[Data records]
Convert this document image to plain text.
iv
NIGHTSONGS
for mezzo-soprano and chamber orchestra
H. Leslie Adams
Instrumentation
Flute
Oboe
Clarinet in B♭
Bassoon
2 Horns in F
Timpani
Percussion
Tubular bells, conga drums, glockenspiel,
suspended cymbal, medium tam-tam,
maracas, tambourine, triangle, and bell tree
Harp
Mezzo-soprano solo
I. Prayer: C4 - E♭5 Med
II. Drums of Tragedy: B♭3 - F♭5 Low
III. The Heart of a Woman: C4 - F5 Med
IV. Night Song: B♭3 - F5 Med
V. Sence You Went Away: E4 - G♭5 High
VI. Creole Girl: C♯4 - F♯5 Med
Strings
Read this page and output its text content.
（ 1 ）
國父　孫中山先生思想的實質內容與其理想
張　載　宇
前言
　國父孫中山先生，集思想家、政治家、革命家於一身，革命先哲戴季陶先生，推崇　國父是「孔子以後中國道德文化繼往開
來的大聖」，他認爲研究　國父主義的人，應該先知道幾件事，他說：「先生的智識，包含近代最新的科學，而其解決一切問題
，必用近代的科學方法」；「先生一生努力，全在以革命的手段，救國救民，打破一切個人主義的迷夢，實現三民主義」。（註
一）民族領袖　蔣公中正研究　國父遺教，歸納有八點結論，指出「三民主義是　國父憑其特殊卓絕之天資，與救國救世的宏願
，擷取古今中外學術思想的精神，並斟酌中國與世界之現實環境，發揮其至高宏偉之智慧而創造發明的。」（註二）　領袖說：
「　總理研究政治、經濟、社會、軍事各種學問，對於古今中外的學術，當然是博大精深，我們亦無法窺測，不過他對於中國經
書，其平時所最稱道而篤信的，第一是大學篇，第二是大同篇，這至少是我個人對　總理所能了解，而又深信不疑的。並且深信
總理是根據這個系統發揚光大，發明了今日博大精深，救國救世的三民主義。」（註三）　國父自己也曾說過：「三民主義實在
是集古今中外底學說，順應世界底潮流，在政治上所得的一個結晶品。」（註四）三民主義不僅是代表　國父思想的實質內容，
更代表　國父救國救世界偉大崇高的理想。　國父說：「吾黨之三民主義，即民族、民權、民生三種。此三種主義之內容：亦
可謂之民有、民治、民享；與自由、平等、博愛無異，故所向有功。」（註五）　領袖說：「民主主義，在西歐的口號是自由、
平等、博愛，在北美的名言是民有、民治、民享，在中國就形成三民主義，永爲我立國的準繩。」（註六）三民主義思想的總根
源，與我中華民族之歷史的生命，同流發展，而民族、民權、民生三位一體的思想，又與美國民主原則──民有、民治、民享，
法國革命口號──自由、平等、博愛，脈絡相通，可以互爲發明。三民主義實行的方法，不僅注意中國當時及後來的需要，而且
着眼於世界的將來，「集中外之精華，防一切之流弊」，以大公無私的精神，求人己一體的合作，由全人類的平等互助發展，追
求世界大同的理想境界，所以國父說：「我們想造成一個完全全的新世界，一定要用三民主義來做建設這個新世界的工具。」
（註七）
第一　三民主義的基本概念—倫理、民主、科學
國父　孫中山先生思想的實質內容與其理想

= What to work on =
Repeat the data exactly. Leave nothing out.

= Right answer =
Convert this document image to plain text.
iv
NIGHTSONGS
for mezzo-soprano and chamber orchestra
H. Leslie Adams
Instrumentation
Flute
Oboe
Clarinet in B♭
Bassoon
2 Horns in F
Timpani
Percussion
Tubular bells, conga drums, glockenspiel,
suspended cymbal, medium tam-tam,
maracas, tambourine, triangle, and bell tree
Harp
Mezzo-soprano solo
I. Prayer: C4 - E♭5 Med
II. Drums of Tragedy: B♭3 - F♭5 Low
III. The Heart of a Woman: C4 - F5 Med
IV. Night Song: B♭3 - F5 Med
V. Sence You Went Away: E4 - G♭5 High
VI. Creole Girl: C♯4 - F♯5 Med
Strings
Read this page and output its text content.
（ 1 ）
國父　孫中山先生思想的實質內容與其理想
張　載　宇
前言
　國父孫中山先生，集思想家、政治家、革命家於一身，革命先哲戴季陶先生，推崇　國父是「孔子以後中國道德文化繼往開
來的大聖」，他認爲研究　國父主義的人，應該先知道幾件事，他說：「先生的智識，包含近代最新的科學，而其解決一切問題
，必用近代的科學方法」；「先生一生努力，全在以革命的手段，救國救民，打破一切個人主義的迷夢，實現三民主義」。（註
一）民族領袖　蔣公中正研究　國父遺教，歸納有八點結論，指出「三民主義是　國父憑其特殊卓絕之天資，與救國救世的宏願
，擷取古今中外學術思想的精神，並斟酌中國與世界之現實環境，發揮其至高宏偉之智慧而創造發明的。」（註二）　領袖說：
「　總理研究政治、經濟、社會、軍事各種學問，對於古今中外的學術，當然是博大精深，我們亦無法窺測，不過他對於中國經
書，其平時所最稱道而篤信的，第一是大學篇，第二是大同篇，這至少是我個人對　總理所能了解，而又深信不疑的。並且深信
總理是根據這個系統發揚光大，發明了今日博大精深，救國救世的三民主義。」（註三）　國父自己也曾說過：「三民主義實在
是集古今中外底學說，順應世界底潮流，在政治上所得的一個結晶品。」（註四）三民主義不僅是代表　國父思想的實質內容，
更代表　國父救國救世界偉大崇高的理想。　國父說：「吾黨之三民主義，即民族、民權、民生三種。此三種主義之內容：亦
可謂之民有、民治、民享；與自由、平等、博愛無異，故所向有功。」（註五）　領袖說：「民主主義，在西歐的口號是自由、
平等、博愛，在北美的名言是民有、民治、民享，在中國就形成三民主義，永爲我立國的準繩。」（註六）三民主義思想的總根
源，與我中華民族之歷史的生命，同流發展，而民族、民權、民生三位一體的思想，又與美國民主原則──民有、民治、民享，
法國革命口號──自由、平等、博愛，脈絡相通，可以互爲發明。三民主義實行的方法，不僅注意中國當時及後來的需要，而且
着眼於世界的將來，「集中外之精華，防一切之流弊」，以大公無私的精神，求人己一體的合作，由全人類的平等互助發展，追
求世界大同的理想境界，所以國父說：「我們想造成一個完全全的新世界，一定要用三民主義來做建設這個新世界的工具。」
（註七）
第一　三民主義的基本概念—倫理、民主、科學
國父　孫中山先生思想的實質內容與其理想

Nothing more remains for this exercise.